→ Given exercise
Repeat the listing in full, preserving every character.

→ Data records
>> start

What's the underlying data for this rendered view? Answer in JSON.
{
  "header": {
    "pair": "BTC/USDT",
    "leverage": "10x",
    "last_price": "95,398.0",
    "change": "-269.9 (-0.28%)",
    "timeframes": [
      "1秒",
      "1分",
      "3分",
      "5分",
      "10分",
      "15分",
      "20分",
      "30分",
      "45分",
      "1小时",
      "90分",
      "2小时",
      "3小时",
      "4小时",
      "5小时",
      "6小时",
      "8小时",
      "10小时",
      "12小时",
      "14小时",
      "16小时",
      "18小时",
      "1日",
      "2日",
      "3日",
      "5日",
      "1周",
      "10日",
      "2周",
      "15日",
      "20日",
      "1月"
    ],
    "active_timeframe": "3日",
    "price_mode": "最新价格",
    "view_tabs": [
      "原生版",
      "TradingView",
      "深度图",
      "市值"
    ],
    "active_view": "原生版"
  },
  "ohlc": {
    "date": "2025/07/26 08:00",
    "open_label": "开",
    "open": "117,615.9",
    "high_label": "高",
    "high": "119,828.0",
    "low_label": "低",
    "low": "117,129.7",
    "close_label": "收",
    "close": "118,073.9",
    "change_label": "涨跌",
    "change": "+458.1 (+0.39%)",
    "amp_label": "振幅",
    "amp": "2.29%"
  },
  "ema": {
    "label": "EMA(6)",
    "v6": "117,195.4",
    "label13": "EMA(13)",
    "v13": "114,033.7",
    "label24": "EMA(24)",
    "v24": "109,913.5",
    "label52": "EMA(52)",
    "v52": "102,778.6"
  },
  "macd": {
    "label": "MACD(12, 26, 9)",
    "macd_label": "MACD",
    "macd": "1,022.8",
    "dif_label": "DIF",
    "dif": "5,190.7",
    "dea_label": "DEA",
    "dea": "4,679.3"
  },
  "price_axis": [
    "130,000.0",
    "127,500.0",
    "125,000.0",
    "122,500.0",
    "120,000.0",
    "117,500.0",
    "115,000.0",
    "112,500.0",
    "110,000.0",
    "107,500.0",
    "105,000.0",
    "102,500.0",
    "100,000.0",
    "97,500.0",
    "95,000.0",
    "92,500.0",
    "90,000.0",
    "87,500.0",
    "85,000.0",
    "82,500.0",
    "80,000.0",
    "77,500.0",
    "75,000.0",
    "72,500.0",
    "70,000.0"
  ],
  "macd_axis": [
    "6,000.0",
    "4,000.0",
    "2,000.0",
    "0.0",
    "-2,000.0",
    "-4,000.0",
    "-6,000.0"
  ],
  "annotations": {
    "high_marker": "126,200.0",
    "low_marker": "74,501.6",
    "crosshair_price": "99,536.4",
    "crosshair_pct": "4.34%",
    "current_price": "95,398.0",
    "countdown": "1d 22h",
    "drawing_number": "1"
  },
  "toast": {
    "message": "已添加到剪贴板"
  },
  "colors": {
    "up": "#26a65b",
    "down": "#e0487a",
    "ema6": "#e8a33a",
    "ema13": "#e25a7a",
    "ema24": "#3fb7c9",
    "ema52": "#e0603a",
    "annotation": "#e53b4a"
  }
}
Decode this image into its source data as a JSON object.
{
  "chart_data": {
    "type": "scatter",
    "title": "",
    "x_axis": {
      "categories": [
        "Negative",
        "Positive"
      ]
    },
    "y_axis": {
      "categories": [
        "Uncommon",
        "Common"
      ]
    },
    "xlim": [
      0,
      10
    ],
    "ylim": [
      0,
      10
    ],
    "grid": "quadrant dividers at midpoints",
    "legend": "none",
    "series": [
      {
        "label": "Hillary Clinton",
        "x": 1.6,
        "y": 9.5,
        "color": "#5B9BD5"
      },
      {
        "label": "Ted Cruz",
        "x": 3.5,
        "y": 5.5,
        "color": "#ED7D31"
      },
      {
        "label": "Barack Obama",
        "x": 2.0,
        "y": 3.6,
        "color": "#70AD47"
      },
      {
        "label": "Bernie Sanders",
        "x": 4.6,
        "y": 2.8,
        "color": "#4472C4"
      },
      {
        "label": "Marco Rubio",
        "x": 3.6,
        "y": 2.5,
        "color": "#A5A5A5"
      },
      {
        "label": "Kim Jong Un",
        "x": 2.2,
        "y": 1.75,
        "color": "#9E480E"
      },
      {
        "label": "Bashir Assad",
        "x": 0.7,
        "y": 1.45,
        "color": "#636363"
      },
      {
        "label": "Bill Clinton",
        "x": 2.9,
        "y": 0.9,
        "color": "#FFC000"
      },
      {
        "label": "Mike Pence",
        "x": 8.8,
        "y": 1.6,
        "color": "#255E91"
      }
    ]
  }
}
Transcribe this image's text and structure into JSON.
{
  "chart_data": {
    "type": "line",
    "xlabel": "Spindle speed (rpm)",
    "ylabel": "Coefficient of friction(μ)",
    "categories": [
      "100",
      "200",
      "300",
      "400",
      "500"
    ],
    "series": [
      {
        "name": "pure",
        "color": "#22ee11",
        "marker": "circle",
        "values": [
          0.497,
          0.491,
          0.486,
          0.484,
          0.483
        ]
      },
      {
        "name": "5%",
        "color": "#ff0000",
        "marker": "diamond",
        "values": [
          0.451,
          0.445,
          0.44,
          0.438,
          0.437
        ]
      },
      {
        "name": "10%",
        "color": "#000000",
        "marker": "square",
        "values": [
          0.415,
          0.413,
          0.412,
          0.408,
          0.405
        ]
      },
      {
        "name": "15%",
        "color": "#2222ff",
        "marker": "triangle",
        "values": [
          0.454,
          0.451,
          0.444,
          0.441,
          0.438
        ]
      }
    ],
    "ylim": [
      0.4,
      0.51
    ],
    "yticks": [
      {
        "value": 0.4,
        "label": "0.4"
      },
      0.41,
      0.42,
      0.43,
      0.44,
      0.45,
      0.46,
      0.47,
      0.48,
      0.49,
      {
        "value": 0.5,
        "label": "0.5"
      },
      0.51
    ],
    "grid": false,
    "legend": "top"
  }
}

>> end

→ Exercise response
What's the underlying data for this rendered view? Answer in JSON.
{
  "header": {
    "pair": "BTC/USDT",
    "leverage": "10x",
    "last_price": "95,398.0",
    "change": "-269.9 (-0.28%)",
    "timeframes": [
      "1秒",
      "1分",
      "3分",
      "5分",
      "10分",
      "15分",
      "20分",
      "30分",
      "45分",
      "1小时",
      "90分",
      "2小时",
      "3小时",
      "4小时",
      "5小时",
      "6小时",
      "8小时",
      "10小时",
      "12小时",
      "14小时",
      "16小时",
      "18小时",
      "1日",
      "2日",
      "3日",
      "5日",
      "1周",
      "10日",
      "2周",
      "15日",
      "20日",
      "1月"
    ],
    "active_timeframe": "3日",
    "price_mode": "最新价格",
    "view_tabs": [
      "原生版",
      "TradingView",
      "深度图",
      "市值"
    ],
    "active_view": "原生版"
  },
  "ohlc": {
    "date": "2025/07/26 08:00",
    "open_label": "开",
    "open": "117,615.9",
    "high_label": "高",
    "high": "119,828.0",
    "low_label": "低",
    "low": "117,129.7",
    "close_label": "收",
    "close": "118,073.9",
    "change_label": "涨跌",
    "change": "+458.1 (+0.39%)",
    "amp_label": "振幅",
    "amp": "2.29%"
  },
  "ema": {
    "label": "EMA(6)",
    "v6": "117,195.4",
    "label13": "EMA(13)",
    "v13": "114,033.7",
    "label24": "EMA(24)",
    "v24": "109,913.5",
    "label52": "EMA(52)",
    "v52": "102,778.6"
  },
  "macd": {
    "label": "MACD(12, 26, 9)",
    "macd_label": "MACD",
    "macd": "1,022.8",
    "dif_label": "DIF",
    "dif": "5,190.7",
    "dea_label": "DEA",
    "dea": "4,679.3"
  },
  "price_axis": [
    "130,000.0",
    "127,500.0",
    "125,000.0",
    "122,500.0",
    "120,000.0",
    "117,500.0",
    "115,000.0",
    "112,500.0",
    "110,000.0",
    "107,500.0",
    "105,000.0",
    "102,500.0",
    "100,000.0",
    "97,500.0",
    "95,000.0",
    "92,500.0",
    "90,000.0",
    "87,500.0",
    "85,000.0",
    "82,500.0",
    "80,000.0",
    "77,500.0",
    "75,000.0",
    "72,500.0",
    "70,000.0"
  ],
  "macd_axis": [
    "6,000.0",
    "4,000.0",
    "2,000.0",
    "0.0",
    "-2,000.0",
    "-4,000.0",
    "-6,000.0"
  ],
  "annotations": {
    "high_marker": "126,200.0",
    "low_marker": "74,501.6",
    "crosshair_price": "99,536.4",
    "crosshair_pct": "4.34%",
    "current_price": "95,398.0",
    "countdown": "1d 22h",
    "drawing_number": "1"
  },
  "toast": {
    "message": "已添加到剪贴板"
  },
  "colors": {
    "up": "#26a65b",
    "down": "#e0487a",
    "ema6": "#e8a33a",
    "ema13": "#e25a7a",
    "ema24": "#3fb7c9",
    "ema52": "#e0603a",
    "annotation": "#e53b4a"
  }
}
Decode this image into its source data as a JSON object.
{
  "chart_data": {
    "type": "scatter",
    "title": "",
    "x_axis": {
      "categories": [
        "Negative",
        "Positive"
      ]
    },
    "y_axis": {
      "categories": [
        "Uncommon",
        "Common"
      ]
    },
    "xlim": [
      0,
      10
    ],
    "ylim": [
      0,
      10
    ],
    "grid": "quadrant dividers at midpoints",
    "legend": "none",
    "series": [
      {
        "label": "Hillary Clinton",
        "x": 1.6,
        "y": 9.5,
        "color": "#5B9BD5"
      },
      {
        "label": "Ted Cruz",
        "x": 3.5,
        "y": 5.5,
        "color": "#ED7D31"
      },
      {
        "label": "Barack Obama",
        "x": 2.0,
        "y": 3.6,
        "color": "#70AD47"
      },
      {
        "label": "Bernie Sanders",
        "x": 4.6,
        "y": 2.8,
        "color": "#4472C4"
      },
      {
        "label": "Marco Rubio",
        "x": 3.6,
        "y": 2.5,
        "color": "#A5A5A5"
      },
      {
        "label": "Kim Jong Un",
        "x": 2.2,
        "y": 1.75,
        "color": "#9E480E"
      },
      {
        "label": "Bashir Assad",
        "x": 0.7,
        "y": 1.45,
        "color": "#636363"
      },
      {
        "label": "Bill Clinton",
        "x": 2.9,
        "y": 0.9,
        "color": "#FFC000"
      },
      {
        "label": "Mike Pence",
        "x": 8.8,
        "y": 1.6,
        "color": "#255E91"
      }
    ]
  }
}
Transcribe this image's text and structure into JSON.
{
  "chart_data": {
    "type": "line",
    "xlabel": "Spindle speed (rpm)",
    "ylabel": "Coefficient of friction(μ)",
    "categories": [
      "100",
      "200",
      "300",
      "400",
      "500"
    ],
    "series": [
      {
        "name": "pure",
        "color": "#22ee11",
        "marker": "circle",
        "values": [
          0.497,
          0.491,
          0.486,
          0.484,
          0.483
        ]
      },
      {
        "name": "5%",
        "color": "#ff0000",
        "marker": "diamond",
        "values": [
          0.451,
          0.445,
          0.44,
          0.438,
          0.437
        ]
      },
      {
        "name": "10%",
        "color": "#000000",
        "marker": "square",
        "values": [
          0.415,
          0.413,
          0.412,
          0.408,
          0.405
        ]
      },
      {
        "name": "15%",
        "color": "#2222ff",
        "marker": "triangle",
        "values": [
          0.454,
          0.451,
          0.444,
          0.441,
          0.438
        ]
      }
    ],
    "ylim": [
      0.4,
      0.51
    ],
    "yticks": [
      {
        "value": 0.4,
        "label": "0.4"
      },
      0.41,
      0.42,
      0.43,
      0.44,
      0.45,
      0.46,
      0.47,
      0.48,
      0.49,
      {
        "value": 0.5,
        "label": "0.5"
      },
      0.51
    ],
    "grid": false,
    "legend": "top"
  }
}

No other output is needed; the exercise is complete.